Aim of the task:
Without the pictures, repeat the listing character for character.

Records for this exercise:
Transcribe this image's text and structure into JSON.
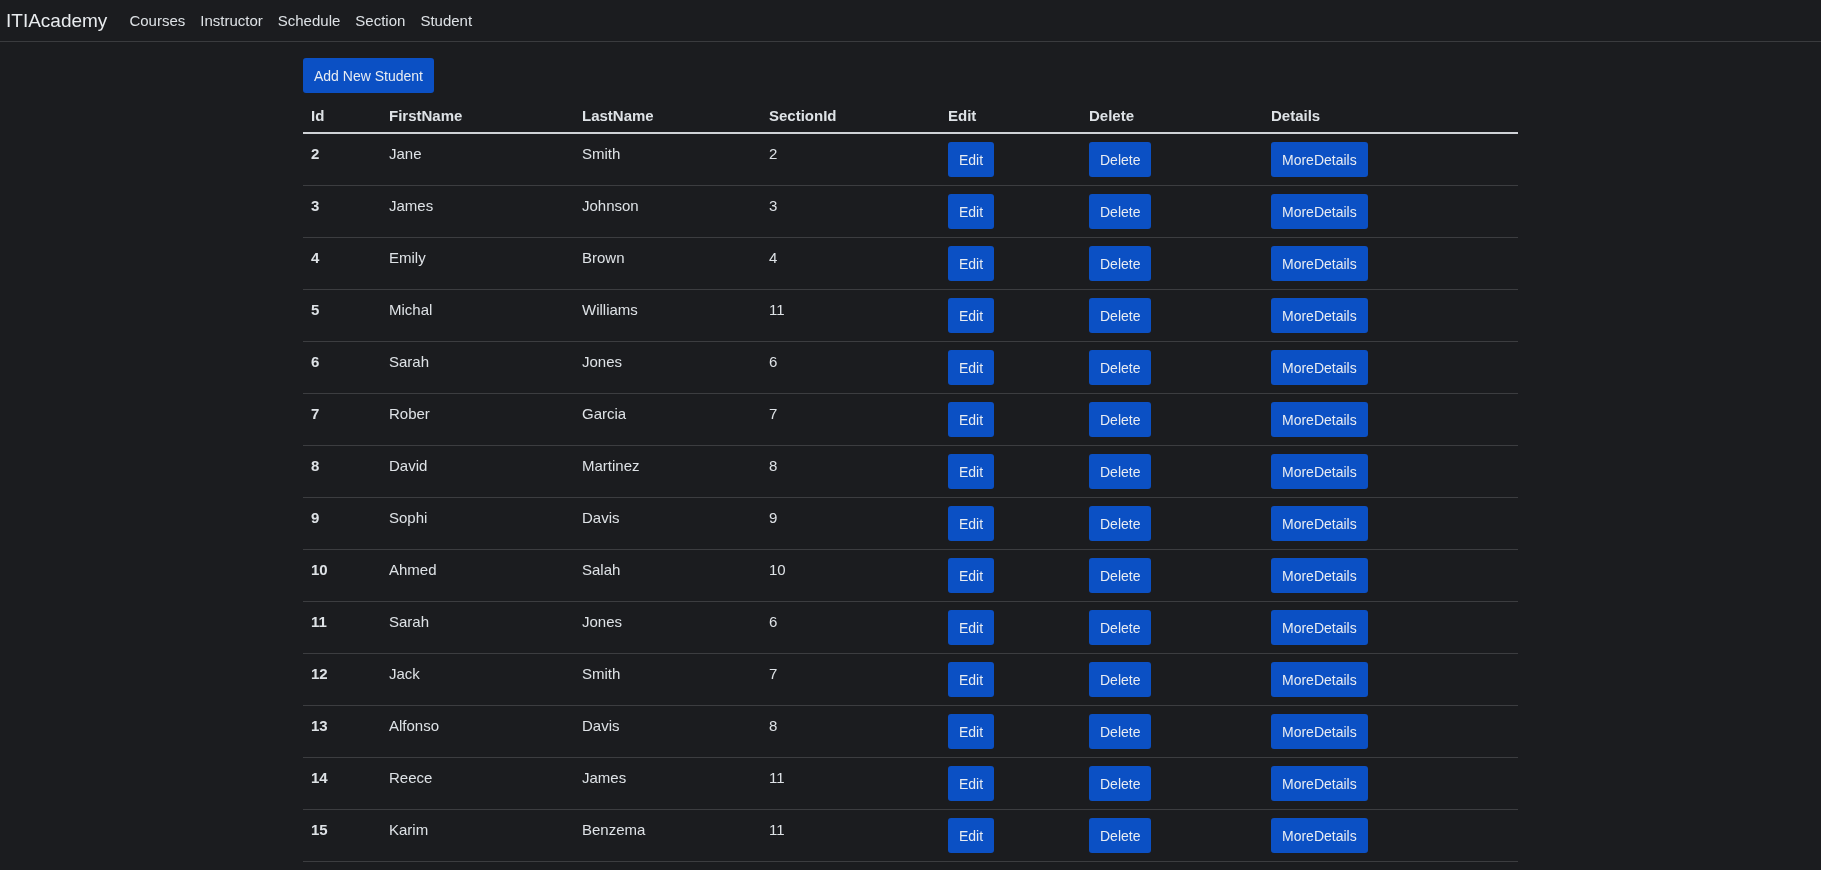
{
  "navbar": {
    "brand": "ITIAcademy",
    "links": [
      "Courses",
      "Instructor",
      "Schedule",
      "Section",
      "Student"
    ]
  },
  "add_button": "Add New Student",
  "table": {
    "columns": [
      "Id",
      "FirstName",
      "LastName",
      "SectionId",
      "Edit",
      "Delete",
      "Details"
    ],
    "rows": [
      {
        "id": "2",
        "first_name": "Jane",
        "last_name": "Smith",
        "section_id": "2",
        "edit": "Edit",
        "delete": "Delete",
        "details": "MoreDetails"
      },
      {
        "id": "3",
        "first_name": "James",
        "last_name": "Johnson",
        "section_id": "3",
        "edit": "Edit",
        "delete": "Delete",
        "details": "MoreDetails"
      },
      {
        "id": "4",
        "first_name": "Emily",
        "last_name": "Brown",
        "section_id": "4",
        "edit": "Edit",
        "delete": "Delete",
        "details": "MoreDetails"
      },
      {
        "id": "5",
        "first_name": "Michal",
        "last_name": "Williams",
        "section_id": "11",
        "edit": "Edit",
        "delete": "Delete",
        "details": "MoreDetails"
      },
      {
        "id": "6",
        "first_name": "Sarah",
        "last_name": "Jones",
        "section_id": "6",
        "edit": "Edit",
        "delete": "Delete",
        "details": "MoreDetails"
      },
      {
        "id": "7",
        "first_name": "Rober",
        "last_name": "Garcia",
        "section_id": "7",
        "edit": "Edit",
        "delete": "Delete",
        "details": "MoreDetails"
      },
      {
        "id": "8",
        "first_name": "David",
        "last_name": "Martinez",
        "section_id": "8",
        "edit": "Edit",
        "delete": "Delete",
        "details": "MoreDetails"
      },
      {
        "id": "9",
        "first_name": "Sophi",
        "last_name": "Davis",
        "section_id": "9",
        "edit": "Edit",
        "delete": "Delete",
        "details": "MoreDetails"
      },
      {
        "id": "10",
        "first_name": "Ahmed",
        "last_name": "Salah",
        "section_id": "10",
        "edit": "Edit",
        "delete": "Delete",
        "details": "MoreDetails"
      },
      {
        "id": "11",
        "first_name": "Sarah",
        "last_name": "Jones",
        "section_id": "6",
        "edit": "Edit",
        "delete": "Delete",
        "details": "MoreDetails"
      },
      {
        "id": "12",
        "first_name": "Jack",
        "last_name": "Smith",
        "section_id": "7",
        "edit": "Edit",
        "delete": "Delete",
        "details": "MoreDetails"
      },
      {
        "id": "13",
        "first_name": "Alfonso",
        "last_name": "Davis",
        "section_id": "8",
        "edit": "Edit",
        "delete": "Delete",
        "details": "MoreDetails"
      },
      {
        "id": "14",
        "first_name": "Reece",
        "last_name": "James",
        "section_id": "11",
        "edit": "Edit",
        "delete": "Delete",
        "details": "MoreDetails"
      },
      {
        "id": "15",
        "first_name": "Karim",
        "last_name": "Benzema",
        "section_id": "11",
        "edit": "Edit",
        "delete": "Delete",
        "details": "MoreDetails"
      }
    ]
  }
}
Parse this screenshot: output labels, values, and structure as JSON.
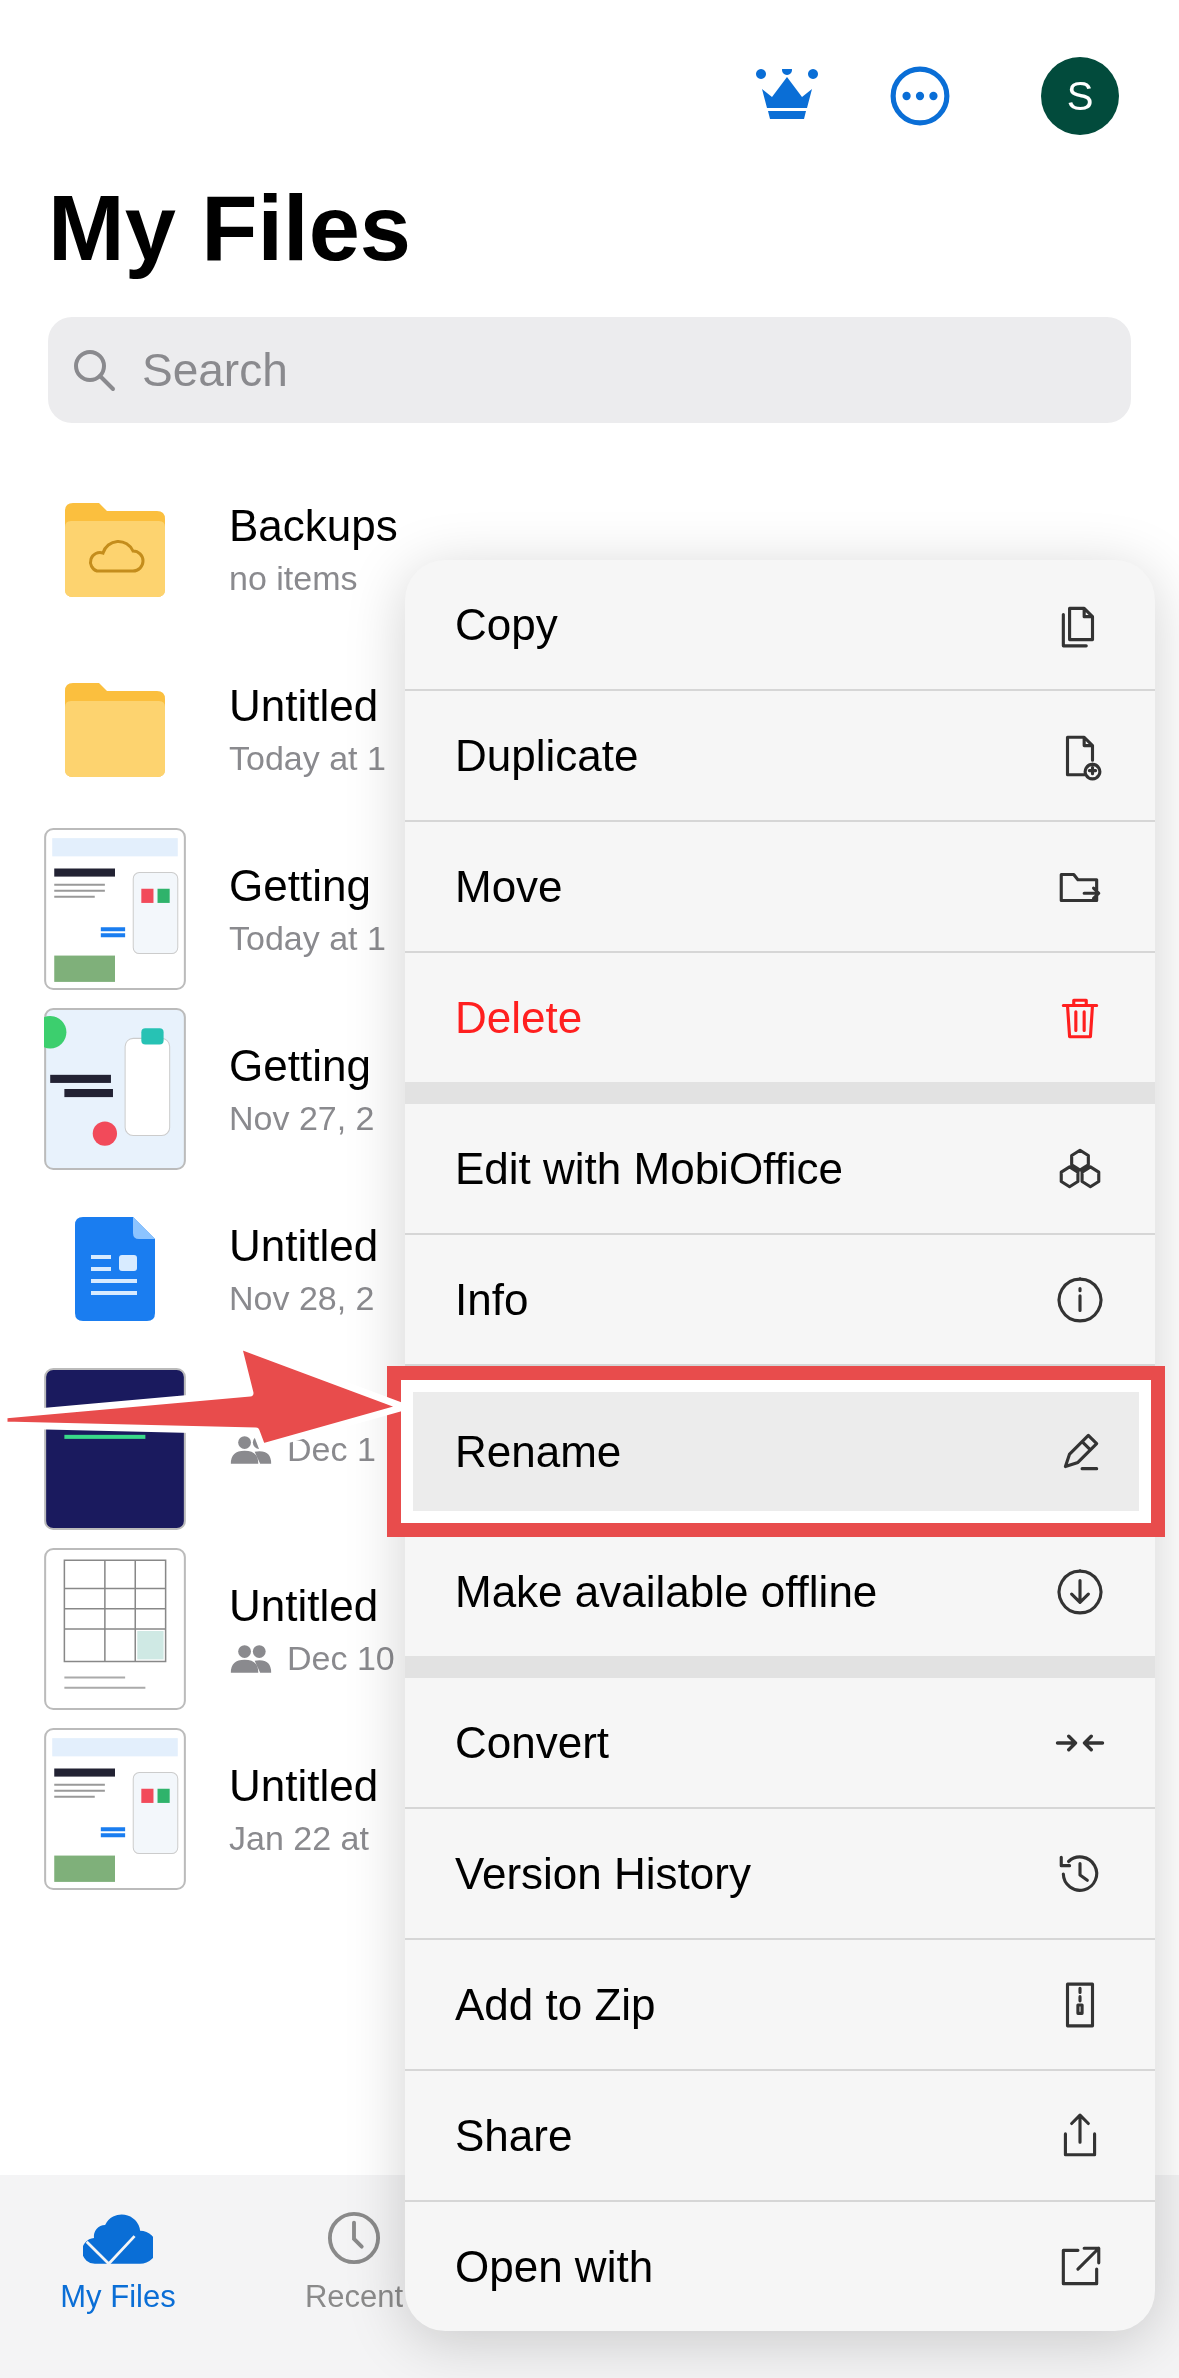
{
  "header": {
    "avatar_initial": "S"
  },
  "title": "My Files",
  "search": {
    "placeholder": "Search"
  },
  "files": [
    {
      "kind": "cloud-folder",
      "name": "Backups",
      "meta": "no items",
      "shared": false
    },
    {
      "kind": "folder",
      "name": "Untitled",
      "meta": "Today at 1",
      "shared": false
    },
    {
      "kind": "preview-light",
      "name": "Getting",
      "meta": "Today at 1",
      "shared": false
    },
    {
      "kind": "preview-promo",
      "name": "Getting",
      "meta": "Nov 27, 2",
      "shared": false
    },
    {
      "kind": "doc",
      "name": "Untitled",
      "meta": "Nov 28, 2",
      "shared": false
    },
    {
      "kind": "preview-dark",
      "meta": "Dec 1",
      "shared": true
    },
    {
      "kind": "preview-table",
      "name": "Untitled",
      "meta": "Dec 10",
      "shared": true
    },
    {
      "kind": "preview-light",
      "name": "Untitled",
      "meta": "Jan 22 at",
      "shared": false
    }
  ],
  "menu": {
    "groups": [
      [
        {
          "label": "Copy",
          "destructive": false,
          "highlighted": false
        },
        {
          "label": "Duplicate",
          "destructive": false,
          "highlighted": false
        },
        {
          "label": "Move",
          "destructive": false,
          "highlighted": false
        },
        {
          "label": "Delete",
          "destructive": true,
          "highlighted": false
        }
      ],
      [
        {
          "label": "Edit with MobiOffice",
          "destructive": false,
          "highlighted": false
        },
        {
          "label": "Info",
          "destructive": false,
          "highlighted": false
        },
        {
          "label": "Rename",
          "destructive": false,
          "highlighted": true
        },
        {
          "label": "Make available offline",
          "destructive": false,
          "highlighted": false
        }
      ],
      [
        {
          "label": "Convert",
          "destructive": false,
          "highlighted": false
        },
        {
          "label": "Version History",
          "destructive": false,
          "highlighted": false
        },
        {
          "label": "Add to Zip",
          "destructive": false,
          "highlighted": false
        },
        {
          "label": "Share",
          "destructive": false,
          "highlighted": false
        },
        {
          "label": "Open with",
          "destructive": false,
          "highlighted": false
        }
      ]
    ]
  },
  "tabs": [
    {
      "label": "My Files",
      "selected": true
    },
    {
      "label": "Recent",
      "selected": false
    }
  ]
}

Exercise output:
Transcribe this image's text and structure into JSON.
{
  "navbar": {
    "brand": "ITIAcademy",
    "links": [
      "Courses",
      "Instructor",
      "Schedule",
      "Section",
      "Student"
    ]
  },
  "add_button": "Add New Student",
  "table": {
    "columns": [
      "Id",
      "FirstName",
      "LastName",
      "SectionId",
      "Edit",
      "Delete",
      "Details"
    ],
    "rows": [
      {
        "id": "2",
        "first_name": "Jane",
        "last_name": "Smith",
        "section_id": "2",
        "edit": "Edit",
        "delete": "Delete",
        "details": "MoreDetails"
      },
      {
        "id": "3",
        "first_name": "James",
        "last_name": "Johnson",
        "section_id": "3",
        "edit": "Edit",
        "delete": "Delete",
        "details": "MoreDetails"
      },
      {
        "id": "4",
        "first_name": "Emily",
        "last_name": "Brown",
        "section_id": "4",
        "edit": "Edit",
        "delete": "Delete",
        "details": "MoreDetails"
      },
      {
        "id": "5",
        "first_name": "Michal",
        "last_name": "Williams",
        "section_id": "11",
        "edit": "Edit",
        "delete": "Delete",
        "details": "MoreDetails"
      },
      {
        "id": "6",
        "first_name": "Sarah",
        "last_name": "Jones",
        "section_id": "6",
        "edit": "Edit",
        "delete": "Delete",
        "details": "MoreDetails"
      },
      {
        "id": "7",
        "first_name": "Rober",
        "last_name": "Garcia",
        "section_id": "7",
        "edit": "Edit",
        "delete": "Delete",
        "details": "MoreDetails"
      },
      {
        "id": "8",
        "first_name": "David",
        "last_name": "Martinez",
        "section_id": "8",
        "edit": "Edit",
        "delete": "Delete",
        "details": "MoreDetails"
      },
      {
        "id": "9",
        "first_name": "Sophi",
        "last_name": "Davis",
        "section_id": "9",
        "edit": "Edit",
        "delete": "Delete",
        "details": "MoreDetails"
      },
      {
        "id": "10",
        "first_name": "Ahmed",
        "last_name": "Salah",
        "section_id": "10",
        "edit": "Edit",
        "delete": "Delete",
        "details": "MoreDetails"
      },
      {
        "id": "11",
        "first_name": "Sarah",
        "last_name": "Jones",
        "section_id": "6",
        "edit": "Edit",
        "delete": "Delete",
        "details": "MoreDetails"
      },
      {
        "id": "12",
        "first_name": "Jack",
        "last_name": "Smith",
        "section_id": "7",
        "edit": "Edit",
        "delete": "Delete",
        "details": "MoreDetails"
      },
      {
        "id": "13",
        "first_name": "Alfonso",
        "last_name": "Davis",
        "section_id": "8",
        "edit": "Edit",
        "delete": "Delete",
        "details": "MoreDetails"
      },
      {
        "id": "14",
        "first_name": "Reece",
        "last_name": "James",
        "section_id": "11",
        "edit": "Edit",
        "delete": "Delete",
        "details": "MoreDetails"
      },
      {
        "id": "15",
        "first_name": "Karim",
        "last_name": "Benzema",
        "section_id": "11",
        "edit": "Edit",
        "delete": "Delete",
        "details": "MoreDetails"
      }
    ]
  }
}
Parse this screenshot: output labels, values, and structure as JSON.
{
  "header": {
    "avatar_initial": "S"
  },
  "title": "My Files",
  "search": {
    "placeholder": "Search"
  },
  "files": [
    {
      "kind": "cloud-folder",
      "name": "Backups",
      "meta": "no items",
      "shared": false
    },
    {
      "kind": "folder",
      "name": "Untitled",
      "meta": "Today at 1",
      "shared": false
    },
    {
      "kind": "preview-light",
      "name": "Getting",
      "meta": "Today at 1",
      "shared": false
    },
    {
      "kind": "preview-promo",
      "name": "Getting",
      "meta": "Nov 27, 2",
      "shared": false
    },
    {
      "kind": "doc",
      "name": "Untitled",
      "meta": "Nov 28, 2",
      "shared": false
    },
    {
      "kind": "preview-dark",
      "meta": "Dec 1",
      "shared": true
    },
    {
      "kind": "preview-table",
      "name": "Untitled",
      "meta": "Dec 10",
      "shared": true
    },
    {
      "kind": "preview-light",
      "name": "Untitled",
      "meta": "Jan 22 at",
      "shared": false
    }
  ],
  "menu": {
    "groups": [
      [
        {
          "label": "Copy",
          "destructive": false,
          "highlighted": false
        },
        {
          "label": "Duplicate",
          "destructive": false,
          "highlighted": false
        },
        {
          "label": "Move",
          "destructive": false,
          "highlighted": false
        },
        {
          "label": "Delete",
          "destructive": true,
          "highlighted": false
        }
      ],
      [
        {
          "label": "Edit with MobiOffice",
          "destructive": false,
          "highlighted": false
        },
        {
          "label": "Info",
          "destructive": false,
          "highlighted": false
        },
        {
          "label": "Rename",
          "destructive": false,
          "highlighted": true
        },
        {
          "label": "Make available offline",
          "destructive": false,
          "highlighted": false
        }
      ],
      [
        {
          "label": "Convert",
          "destructive": false,
          "highlighted": false
        },
        {
          "label": "Version History",
          "destructive": false,
          "highlighted": false
        },
        {
          "label": "Add to Zip",
          "destructive": false,
          "highlighted": false
        },
        {
          "label": "Share",
          "destructive": false,
          "highlighted": false
        },
        {
          "label": "Open with",
          "destructive": false,
          "highlighted": false
        }
      ]
    ]
  },
  "tabs": [
    {
      "label": "My Files",
      "selected": true
    },
    {
      "label": "Recent",
      "selected": false
    }
  ]
}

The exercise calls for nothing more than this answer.